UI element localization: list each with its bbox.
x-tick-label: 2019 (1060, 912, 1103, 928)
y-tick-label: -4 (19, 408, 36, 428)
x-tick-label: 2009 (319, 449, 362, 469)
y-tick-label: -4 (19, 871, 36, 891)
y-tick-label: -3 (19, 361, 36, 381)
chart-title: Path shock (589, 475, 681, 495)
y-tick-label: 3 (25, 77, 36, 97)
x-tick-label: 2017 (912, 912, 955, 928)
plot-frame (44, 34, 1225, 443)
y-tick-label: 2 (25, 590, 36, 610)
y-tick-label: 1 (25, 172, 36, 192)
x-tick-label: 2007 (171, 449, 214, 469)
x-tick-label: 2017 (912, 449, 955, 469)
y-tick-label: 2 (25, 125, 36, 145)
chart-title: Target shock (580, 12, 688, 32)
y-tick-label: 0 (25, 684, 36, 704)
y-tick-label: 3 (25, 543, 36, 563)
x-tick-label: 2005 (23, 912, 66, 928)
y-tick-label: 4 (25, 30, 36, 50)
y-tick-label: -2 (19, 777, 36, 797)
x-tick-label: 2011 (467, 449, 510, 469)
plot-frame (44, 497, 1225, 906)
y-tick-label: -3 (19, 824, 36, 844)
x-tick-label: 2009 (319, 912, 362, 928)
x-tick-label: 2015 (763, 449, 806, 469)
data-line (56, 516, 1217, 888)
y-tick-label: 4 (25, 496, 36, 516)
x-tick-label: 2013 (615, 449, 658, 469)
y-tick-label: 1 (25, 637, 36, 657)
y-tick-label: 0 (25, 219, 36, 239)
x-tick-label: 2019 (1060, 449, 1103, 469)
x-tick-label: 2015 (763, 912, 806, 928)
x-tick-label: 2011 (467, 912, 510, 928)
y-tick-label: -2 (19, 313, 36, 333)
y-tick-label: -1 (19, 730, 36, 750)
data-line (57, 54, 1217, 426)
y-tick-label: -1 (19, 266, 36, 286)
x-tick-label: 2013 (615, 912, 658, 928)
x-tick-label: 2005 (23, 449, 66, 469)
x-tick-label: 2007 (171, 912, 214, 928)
= = = = = = =
**Given instruction:** Format the items above as a JSON array of strings, one string per line, omitting any blank lines.

**Answer to this problem:**
[
  "UI element localization: list each with its bbox.",
  "x-tick-label: 2019 (1060, 912, 1103, 928)",
  "y-tick-label: -4 (19, 408, 36, 428)",
  "x-tick-label: 2009 (319, 449, 362, 469)",
  "y-tick-label: -4 (19, 871, 36, 891)",
  "y-tick-label: -3 (19, 361, 36, 381)",
  "chart-title: Path shock (589, 475, 681, 495)",
  "y-tick-label: 3 (25, 77, 36, 97)",
  "x-tick-label: 2017 (912, 912, 955, 928)",
  "plot-frame (44, 34, 1225, 443)",
  "y-tick-label: 2 (25, 590, 36, 610)",
  "y-tick-label: 1 (25, 172, 36, 192)",
  "x-tick-label: 2007 (171, 449, 214, 469)",
  "x-tick-label: 2017 (912, 449, 955, 469)",
  "y-tick-label: 2 (25, 125, 36, 145)",
  "chart-title: Target shock (580, 12, 688, 32)",
  "y-tick-label: 0 (25, 684, 36, 704)",
  "y-tick-label: 3 (25, 543, 36, 563)",
  "x-tick-label: 2005 (23, 912, 66, 928)",
  "y-tick-label: 4 (25, 30, 36, 50)",
  "y-tick-label: -2 (19, 777, 36, 797)",
  "x-tick-label: 2011 (467, 449, 510, 469)",
  "plot-frame (44, 497, 1225, 906)",
  "y-tick-label: -3 (19, 824, 36, 844)",
  "x-tick-label: 2009 (319, 912, 362, 928)",
  "x-tick-label: 2015 (763, 449, 806, 469)",
  "data-line (56, 516, 1217, 888)",
  "y-tick-label: 4 (25, 496, 36, 516)",
  "x-tick-label: 2013 (615, 449, 658, 469)",
  "y-tick-label: 1 (25, 637, 36, 657)",
  "y-tick-label: 0 (25, 219, 36, 239)",
  "x-tick-label: 2019 (1060, 449, 1103, 469)",
  "x-tick-label: 2015 (763, 912, 806, 928)",
  "x-tick-label: 2011 (467, 912, 510, 928)",
  "y-tick-label: -2 (19, 313, 36, 333)",
  "y-tick-label: -1 (19, 730, 36, 750)",
  "data-line (57, 54, 1217, 426)",
  "y-tick-label: -1 (19, 266, 36, 286)",
  "x-tick-label: 2013 (615, 912, 658, 928)",
  "x-tick-label: 2005 (23, 449, 66, 469)",
  "x-tick-label: 2007 (171, 912, 214, 928)"
]